# OBJECTIVE
Select all lines in the records that include "this".

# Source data
= = =

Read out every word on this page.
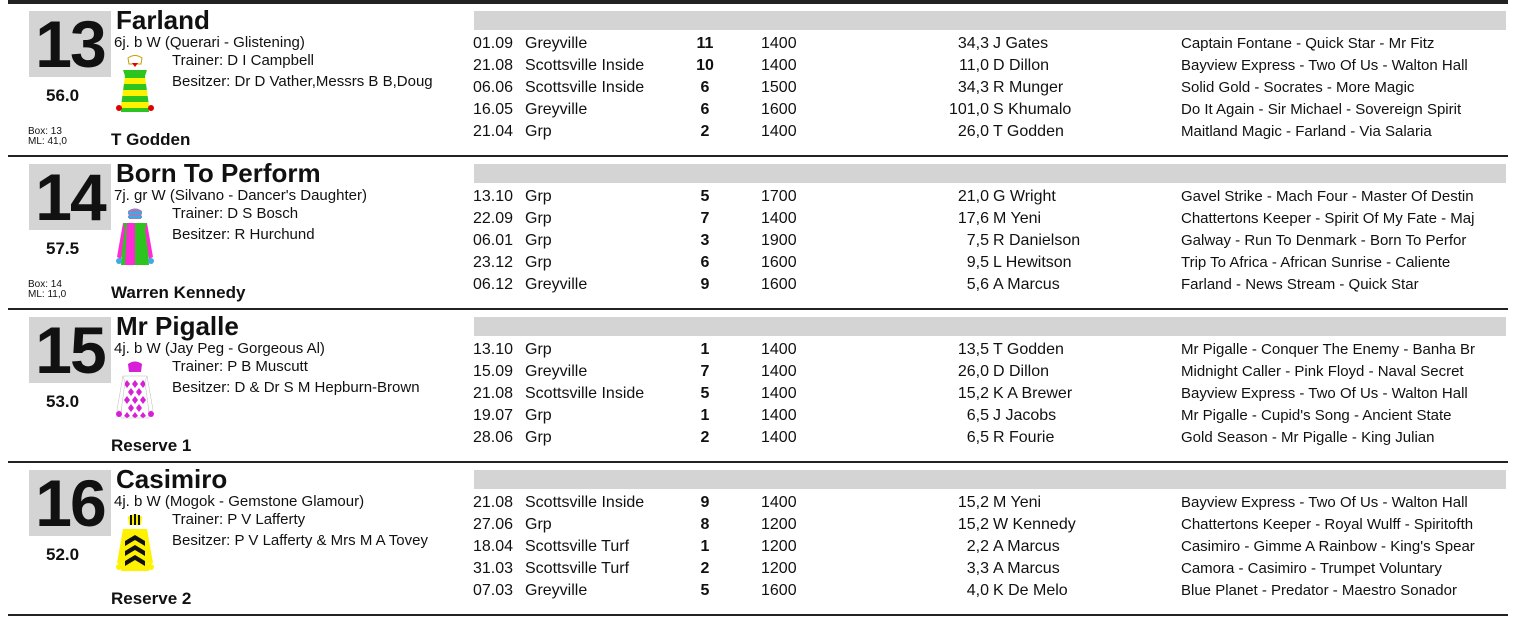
13 Farland
6j. b W (Querari - Glistening)
Trainer: D I Campbell
Besitzer: Dr D Vather,Messrs B B,Doug
56.0
Box: 13
ML: 41,0	T Godden
01.09 Greyville	11	1400	34,3 J Gates	Captain Fontane - Quick Star - Mr Fitz
21.08 Scottsville Inside	10	1400	11,0 D Dillon	Bayview Express - Two Of Us - Walton Hall
06.06 Scottsville Inside	6	1500	34,3 R Munger	Solid Gold - Socrates - More Magic
16.05 Greyville	6	1600	101,0 S Khumalo	Do It Again - Sir Michael - Sovereign Spirit
21.04 Grp	2	1400	26,0 T Godden	Maitland Magic - Farland - Via Salaria
14 Born To Perform
7j. gr W (Silvano - Dancer's Daughter)
Trainer: D S Bosch
Besitzer: R Hurchund
57.5
Box: 14
ML: 11,0	Warren Kennedy
13.10 Grp	5	1700	21,0 G Wright	Gavel Strike - Mach Four - Master Of Destin
22.09 Grp	7	1400	17,6 M Yeni	Chattertons Keeper - Spirit Of My Fate - Maj
06.01 Grp	3	1900	7,5 R Danielson	Galway - Run To Denmark - Born To Perfor
23.12 Grp	6	1600	9,5 L Hewitson	Trip To Africa - African Sunrise - Caliente
06.12 Greyville	9	1600	5,6 A Marcus	Farland - News Stream - Quick Star
15 Mr Pigalle
4j. b W (Jay Peg - Gorgeous Al)
Trainer: P B Muscutt
Besitzer: D & Dr S M Hepburn-Brown
53.0
Reserve 1
13.10 Grp	1	1400	13,5 T Godden	Mr Pigalle - Conquer The Enemy - Banha Br
15.09 Greyville	7	1400	26,0 D Dillon	Midnight Caller - Pink Floyd - Naval Secret
21.08 Scottsville Inside	5	1400	15,2 K A Brewer	Bayview Express - Two Of Us - Walton Hall
19.07 Grp	1	1400	6,5 J Jacobs	Mr Pigalle - Cupid's Song - Ancient State
28.06 Grp	2	1400	6,5 R Fourie	Gold Season - Mr Pigalle - King Julian
16 Casimiro
4j. b W (Mogok - Gemstone Glamour)
Trainer: P V Lafferty
Besitzer: P V Lafferty & Mrs M A Tovey
52.0
Reserve 2
21.08 Scottsville Inside	9	1400	15,2 M Yeni	Bayview Express - Two Of Us - Walton Hall
27.06 Grp	8	1200	15,2 W Kennedy	Chattertons Keeper - Royal Wulff - Spiritofth
18.04 Scottsville Turf	1	1200	2,2 A Marcus	Casimiro - Gimme A Rainbow - King's Spear
31.03 Scottsville Turf	2	1200	3,3 A Marcus	Camora - Casimiro - Trumpet Voluntary
07.03 Greyville	5	1600	4,0 K De Melo	Blue Planet - Predator - Maestro Sonador
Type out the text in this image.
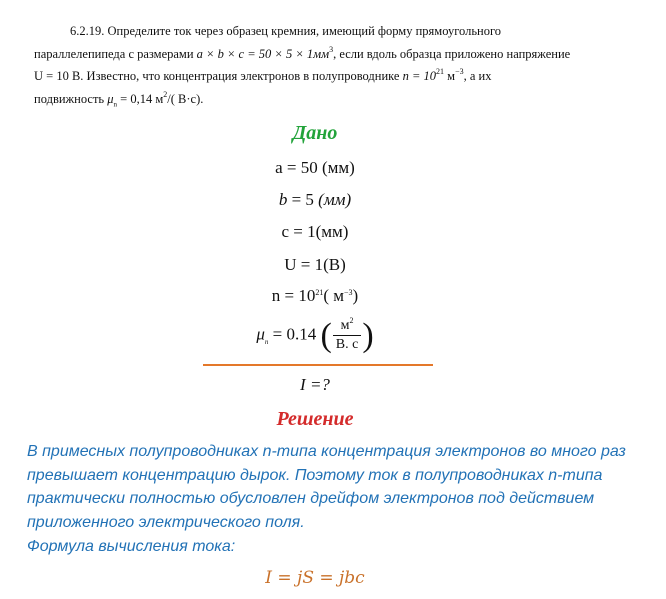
6.2.19. Определите ток через образец кремния, имеющий форму прямоугольного

параллелепипеда с размерами $a \times b \times c = 50 \times 5 \times 1мм^3$, если вдоль образца приложено напряжение

U = 10 В. Известно, что концентрация электронов в полупроводнике $n = 10^{21}$ $м^{-3}$, а их

подвижность $\mu_n = 0,14$ $м^2/$( В·с).

Дано
a = 50 (мм)
b = 5 (мм)
c = 1(мм)
U = 1(В)
$n = 10^{21}$( $м^{-3}$)
$\mu_n = 0.14$ ( $\frac{м^2}{В. с}$ )
I =?
Решение
В примесных полупроводниках n-типа концентрация электронов во много раз превышает концентрацию дырок. Поэтому ток в полупроводниках n-типа практически полностью обусловлен дрейфом электронов под действием приложенного электрического поля.
Формула вычисления тока:
I = jS = jbc
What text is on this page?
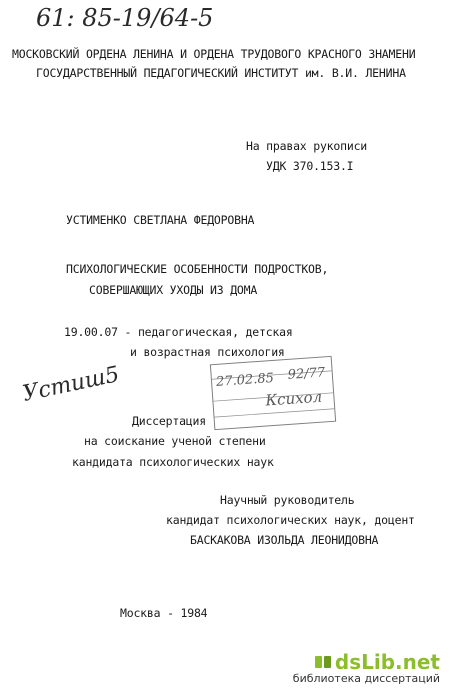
61: 85-19/64-5
МОСКОВСКИЙ ОРДЕНА ЛЕНИНА И ОРДЕНА ТРУДОВОГО КРАСНОГО ЗНАМЕНИ
ГОСУДАРСТВЕННЫЙ ПЕДАГОГИЧЕСКИЙ ИНСТИТУТ им. В.И. ЛЕНИНА
На правах рукописи
УДК 370.153.I
УСТИМЕНКО СВЕТЛАНА ФЕДОРОВНА
ПСИХОЛОГИЧЕСКИЕ ОСОБЕННОСТИ ПОДРОСТКОВ,
СОВЕРШАЮЩИХ УХОДЫ ИЗ ДОМА
19.00.07 - педагогическая, детская
и возрастная психология
Устиш5	27.02.85 92/77
Ксихол
Диссертация
на соискание ученой степени
кандидата психологических наук
Научный руководитель
кандидат психологических наук, доцент
БАСКАКОВА ИЗОЛЬДА ЛЕОНИДОВНА
Москва - 1984
dsLib.net
библиотека диссертаций
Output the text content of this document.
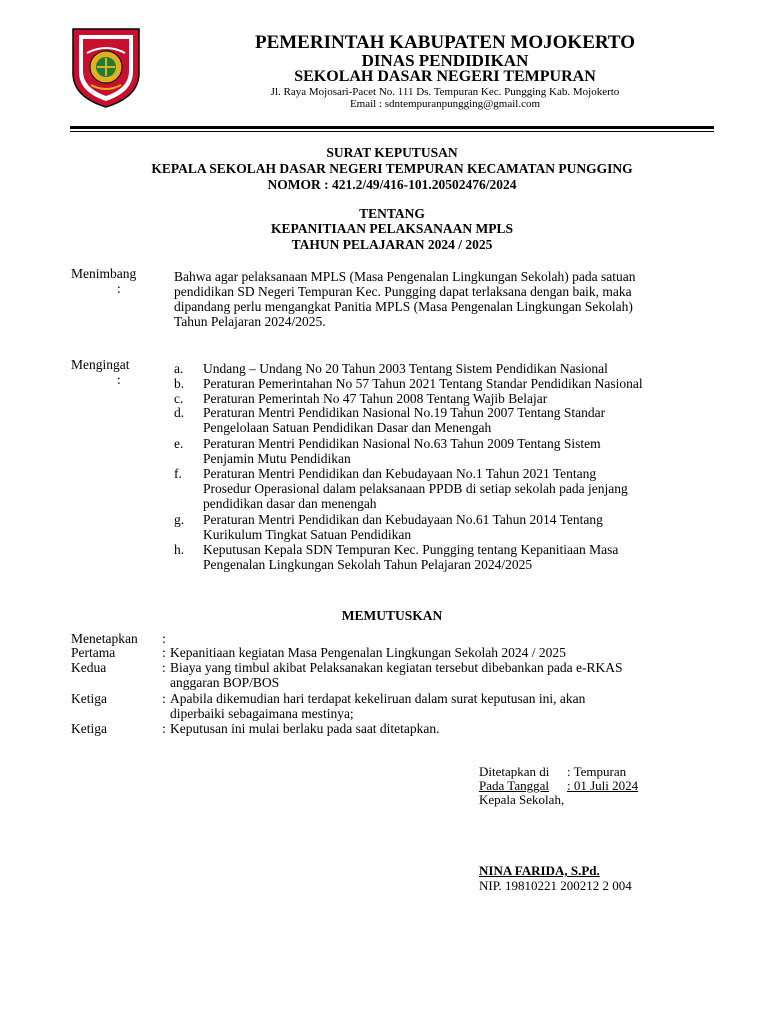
PEMERINTAH KABUPATEN MOJOKERTO
DINAS PENDIDIKAN
SEKOLAH DASAR NEGERI TEMPURAN
Jl. Raya Mojosari-Pacet No. 111 Ds. Tempuran Kec. Pungging Kab. Mojokerto
Email : sdntempuranpungging@gmail.com
SURAT KEPUTUSAN
KEPALA SEKOLAH DASAR NEGERI TEMPURAN KECAMATAN PUNGGING
NOMOR : 421.2/49/416-101.20502476/2024
TENTANG
KEPANITIAAN PELAKSANAAN MPLS
TAHUN PELAJARAN 2024 / 2025
Menimbang
:
Bahwa agar pelaksanaan MPLS (Masa Pengenalan Lingkungan Sekolah) pada satuan
pendidikan SD Negeri Tempuran Kec. Pungging dapat terlaksana dengan baik, maka
dipandang perlu mengangkat Panitia MPLS (Masa Pengenalan Lingkungan Sekolah)
Tahun Pelajaran 2024/2025.
Mengingat
:
a. Undang – Undang No 20 Tahun 2003 Tentang Sistem Pendidikan Nasional
b. Peraturan Pemerintahan No 57 Tahun 2021 Tentang Standar Pendidikan Nasional
c. Peraturan Pemerintah No 47 Tahun 2008 Tentang Wajib Belajar
d. Peraturan Mentri Pendidikan Nasional No.19 Tahun 2007 Tentang Standar
Pengelolaan Satuan Pendidikan Dasar dan Menengah
e. Peraturan Mentri Pendidikan Nasional No.63 Tahun 2009 Tentang Sistem
Penjamin Mutu Pendidikan
f. Peraturan Mentri Pendidikan dan Kebudayaan No.1 Tahun 2021 Tentang
Prosedur Operasional dalam pelaksanaan PPDB di setiap sekolah pada jenjang
pendidikan dasar dan menengah
g. Peraturan Mentri Pendidikan dan Kebudayaan No.61 Tahun 2014 Tentang
Kurikulum Tingkat Satuan Pendidikan
h. Keputusan Kepala SDN Tempuran Kec. Pungging tentang Kepanitiaan Masa
Pengenalan Lingkungan Sekolah Tahun Pelajaran 2024/2025
MEMUTUSKAN
Menetapkan :
Pertama	: Kepanitiaan kegiatan Masa Pengenalan Lingkungan Sekolah 2024 / 2025
Kedua	: Biaya yang timbul akibat Pelaksanakan kegiatan tersebut dibebankan pada e-RKAS
anggaran BOP/BOS
Ketiga	: Apabila dikemudian hari terdapat kekeliruan dalam surat keputusan ini, akan
diperbaiki sebagaimana mestinya;
Ketiga	: Keputusan ini mulai berlaku pada saat ditetapkan.
Ditetapkan di : Tempuran
Pada Tanggal : 01 Juli 2024
Kepala Sekolah,
NINA FARIDA, S.Pd.
NIP. 19810221 200212 2 004
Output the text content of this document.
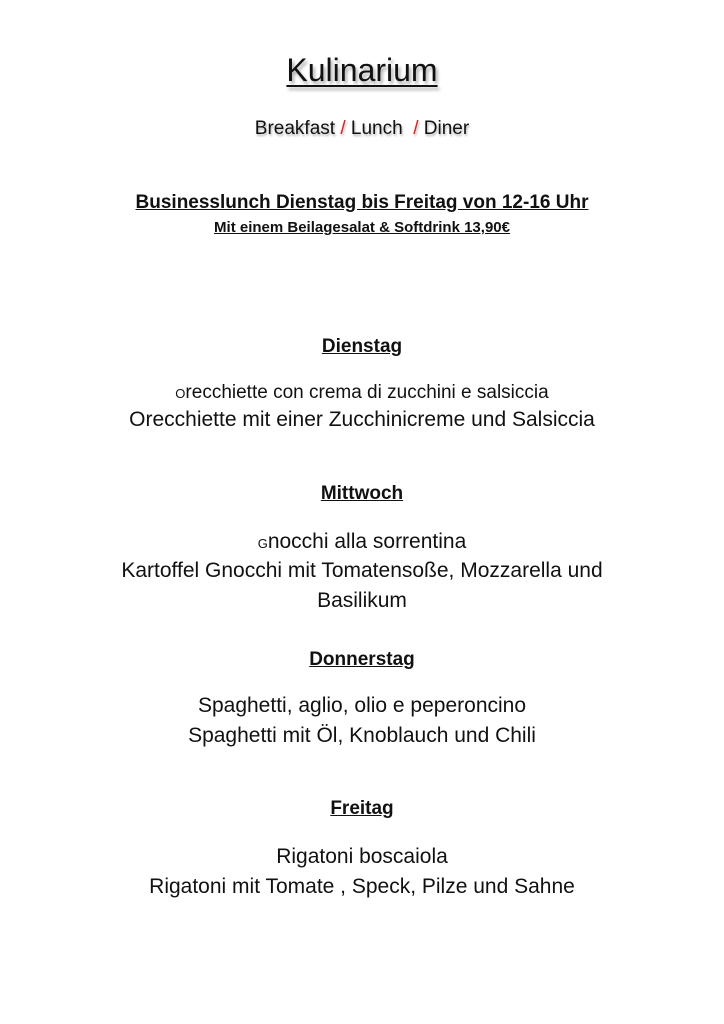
Kulinarium
Breakfast / Lunch / Diner
Businesslunch Dienstag bis Freitag von 12-16 Uhr
Mit einem Beilagesalat & Softdrink 13,90€
Dienstag
Orecchiette con crema di zucchini e salsiccia
Orecchiette mit einer Zucchinicreme und Salsiccia
Mittwoch
Gnocchi alla sorrentina
Kartoffel Gnocchi mit Tomatensoße, Mozzarella und
Basilikum
Donnerstag
Spaghetti, aglio, olio e peperoncino
Spaghetti mit Öl, Knoblauch und Chili
Freitag
Rigatoni boscaiola
Rigatoni mit Tomate , Speck, Pilze und Sahne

= = =

# TASK ANSWER
Read out every word on this page.
Type out the text in this image.
What text is on this page?
Output the text content of this document.
Output the text content of this document.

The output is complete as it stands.